_SUPPLIED DATA_.
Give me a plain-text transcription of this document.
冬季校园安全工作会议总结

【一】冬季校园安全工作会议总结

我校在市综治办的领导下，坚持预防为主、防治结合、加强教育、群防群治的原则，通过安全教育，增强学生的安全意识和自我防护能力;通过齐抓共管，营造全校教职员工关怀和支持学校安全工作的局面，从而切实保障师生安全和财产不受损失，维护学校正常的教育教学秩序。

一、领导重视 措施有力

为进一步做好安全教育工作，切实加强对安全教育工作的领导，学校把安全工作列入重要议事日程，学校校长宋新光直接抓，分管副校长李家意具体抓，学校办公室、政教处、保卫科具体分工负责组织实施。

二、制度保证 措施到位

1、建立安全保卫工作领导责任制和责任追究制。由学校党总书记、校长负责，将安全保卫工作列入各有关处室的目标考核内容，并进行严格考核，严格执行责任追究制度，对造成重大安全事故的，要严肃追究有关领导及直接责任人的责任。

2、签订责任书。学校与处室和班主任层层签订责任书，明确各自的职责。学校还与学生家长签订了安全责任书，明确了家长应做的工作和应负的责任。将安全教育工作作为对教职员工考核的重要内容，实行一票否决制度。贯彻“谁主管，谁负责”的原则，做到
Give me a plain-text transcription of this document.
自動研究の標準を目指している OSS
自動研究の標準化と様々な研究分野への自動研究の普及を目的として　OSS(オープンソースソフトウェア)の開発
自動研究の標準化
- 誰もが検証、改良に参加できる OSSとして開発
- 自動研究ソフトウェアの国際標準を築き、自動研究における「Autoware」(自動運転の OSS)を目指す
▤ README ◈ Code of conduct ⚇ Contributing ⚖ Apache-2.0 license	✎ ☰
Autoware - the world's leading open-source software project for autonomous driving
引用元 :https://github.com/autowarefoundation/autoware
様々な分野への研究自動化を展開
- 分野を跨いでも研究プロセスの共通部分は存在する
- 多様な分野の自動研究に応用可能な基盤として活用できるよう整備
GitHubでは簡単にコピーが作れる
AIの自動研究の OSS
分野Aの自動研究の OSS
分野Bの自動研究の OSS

_JOB_. Reproduce all of the material above word for word.

_ANSWER TO THIS TASK_.
Give me a plain-text transcription of this document.
冬季校园安全工作会议总结

【一】冬季校园安全工作会议总结

我校在市综治办的领导下，坚持预防为主、防治结合、加强教育、群防群治的原则，通过安全教育，增强学生的安全意识和自我防护能力;通过齐抓共管，营造全校教职员工关怀和支持学校安全工作的局面，从而切实保障师生安全和财产不受损失，维护学校正常的教育教学秩序。

一、领导重视 措施有力

为进一步做好安全教育工作，切实加强对安全教育工作的领导，学校把安全工作列入重要议事日程，学校校长宋新光直接抓，分管副校长李家意具体抓，学校办公室、政教处、保卫科具体分工负责组织实施。

二、制度保证 措施到位

1、建立安全保卫工作领导责任制和责任追究制。由学校党总书记、校长负责，将安全保卫工作列入各有关处室的目标考核内容，并进行严格考核，严格执行责任追究制度，对造成重大安全事故的，要严肃追究有关领导及直接责任人的责任。

2、签订责任书。学校与处室和班主任层层签订责任书，明确各自的职责。学校还与学生家长签订了安全责任书，明确了家长应做的工作和应负的责任。将安全教育工作作为对教职员工考核的重要内容，实行一票否决制度。贯彻“谁主管，谁负责”的原则，做到
Give me a plain-text transcription of this document.
自動研究の標準を目指している OSS
自動研究の標準化と様々な研究分野への自動研究の普及を目的として　OSS(オープンソースソフトウェア)の開発
自動研究の標準化
- 誰もが検証、改良に参加できる OSSとして開発
- 自動研究ソフトウェアの国際標準を築き、自動研究における「Autoware」(自動運転の OSS)を目指す
▤ README ◈ Code of conduct ⚇ Contributing ⚖ Apache-2.0 license	✎ ☰
Autoware - the world's leading open-source software project for autonomous driving
引用元 :https://github.com/autowarefoundation/autoware
様々な分野への研究自動化を展開
- 分野を跨いでも研究プロセスの共通部分は存在する
- 多様な分野の自動研究に応用可能な基盤として活用できるよう整備
GitHubでは簡単にコピーが作れる
AIの自動研究の OSS
分野Aの自動研究の OSS
分野Bの自動研究の OSS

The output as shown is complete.